_Written request_
Copy out every line exactly as given.

_Records for this exercise_

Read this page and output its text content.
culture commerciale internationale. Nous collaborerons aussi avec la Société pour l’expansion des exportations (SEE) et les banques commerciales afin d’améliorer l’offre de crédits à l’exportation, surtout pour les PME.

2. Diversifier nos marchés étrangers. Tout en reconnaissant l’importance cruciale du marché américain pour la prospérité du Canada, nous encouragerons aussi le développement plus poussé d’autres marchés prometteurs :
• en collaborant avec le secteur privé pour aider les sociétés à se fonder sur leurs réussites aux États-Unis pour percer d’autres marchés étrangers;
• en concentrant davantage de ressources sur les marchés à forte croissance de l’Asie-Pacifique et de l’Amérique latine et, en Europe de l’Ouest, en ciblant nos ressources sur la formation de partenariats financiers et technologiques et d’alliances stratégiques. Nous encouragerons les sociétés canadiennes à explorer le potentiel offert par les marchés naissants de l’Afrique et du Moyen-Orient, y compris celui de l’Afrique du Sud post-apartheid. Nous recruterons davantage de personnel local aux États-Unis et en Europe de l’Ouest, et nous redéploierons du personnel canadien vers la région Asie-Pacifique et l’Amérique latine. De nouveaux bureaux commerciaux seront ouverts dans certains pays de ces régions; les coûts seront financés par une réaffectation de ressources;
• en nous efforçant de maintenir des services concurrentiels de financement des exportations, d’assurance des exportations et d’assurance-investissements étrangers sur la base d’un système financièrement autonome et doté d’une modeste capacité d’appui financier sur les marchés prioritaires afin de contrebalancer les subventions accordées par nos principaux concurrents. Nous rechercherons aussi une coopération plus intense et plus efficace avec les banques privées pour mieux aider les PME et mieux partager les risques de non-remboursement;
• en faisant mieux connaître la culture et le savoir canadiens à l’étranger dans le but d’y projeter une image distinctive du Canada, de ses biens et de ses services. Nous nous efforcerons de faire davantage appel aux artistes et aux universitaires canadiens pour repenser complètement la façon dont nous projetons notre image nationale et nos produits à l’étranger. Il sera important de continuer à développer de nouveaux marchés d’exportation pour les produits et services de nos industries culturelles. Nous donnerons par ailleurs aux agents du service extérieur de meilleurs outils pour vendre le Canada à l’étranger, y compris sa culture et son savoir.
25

_Exercise answer_
Read this page and output its text content.
culture commerciale internationale. Nous collaborerons aussi avec la Société pour l’expansion des exportations (SEE) et les banques commerciales afin d’améliorer l’offre de crédits à l’exportation, surtout pour les PME.

2. Diversifier nos marchés étrangers. Tout en reconnaissant l’importance cruciale du marché américain pour la prospérité du Canada, nous encouragerons aussi le développement plus poussé d’autres marchés prometteurs :
• en collaborant avec le secteur privé pour aider les sociétés à se fonder sur leurs réussites aux États-Unis pour percer d’autres marchés étrangers;
• en concentrant davantage de ressources sur les marchés à forte croissance de l’Asie-Pacifique et de l’Amérique latine et, en Europe de l’Ouest, en ciblant nos ressources sur la formation de partenariats financiers et technologiques et d’alliances stratégiques. Nous encouragerons les sociétés canadiennes à explorer le potentiel offert par les marchés naissants de l’Afrique et du Moyen-Orient, y compris celui de l’Afrique du Sud post-apartheid. Nous recruterons davantage de personnel local aux États-Unis et en Europe de l’Ouest, et nous redéploierons du personnel canadien vers la région Asie-Pacifique et l’Amérique latine. De nouveaux bureaux commerciaux seront ouverts dans certains pays de ces régions; les coûts seront financés par une réaffectation de ressources;
• en nous efforçant de maintenir des services concurrentiels de financement des exportations, d’assurance des exportations et d’assurance-investissements étrangers sur la base d’un système financièrement autonome et doté d’une modeste capacité d’appui financier sur les marchés prioritaires afin de contrebalancer les subventions accordées par nos principaux concurrents. Nous rechercherons aussi une coopération plus intense et plus efficace avec les banques privées pour mieux aider les PME et mieux partager les risques de non-remboursement;
• en faisant mieux connaître la culture et le savoir canadiens à l’étranger dans le but d’y projeter une image distinctive du Canada, de ses biens et de ses services. Nous nous efforcerons de faire davantage appel aux artistes et aux universitaires canadiens pour repenser complètement la façon dont nous projetons notre image nationale et nos produits à l’étranger. Il sera important de continuer à développer de nouveaux marchés d’exportation pour les produits et services de nos industries culturelles. Nous donnerons par ailleurs aux agents du service extérieur de meilleurs outils pour vendre le Canada à l’étranger, y compris sa culture et son savoir.
25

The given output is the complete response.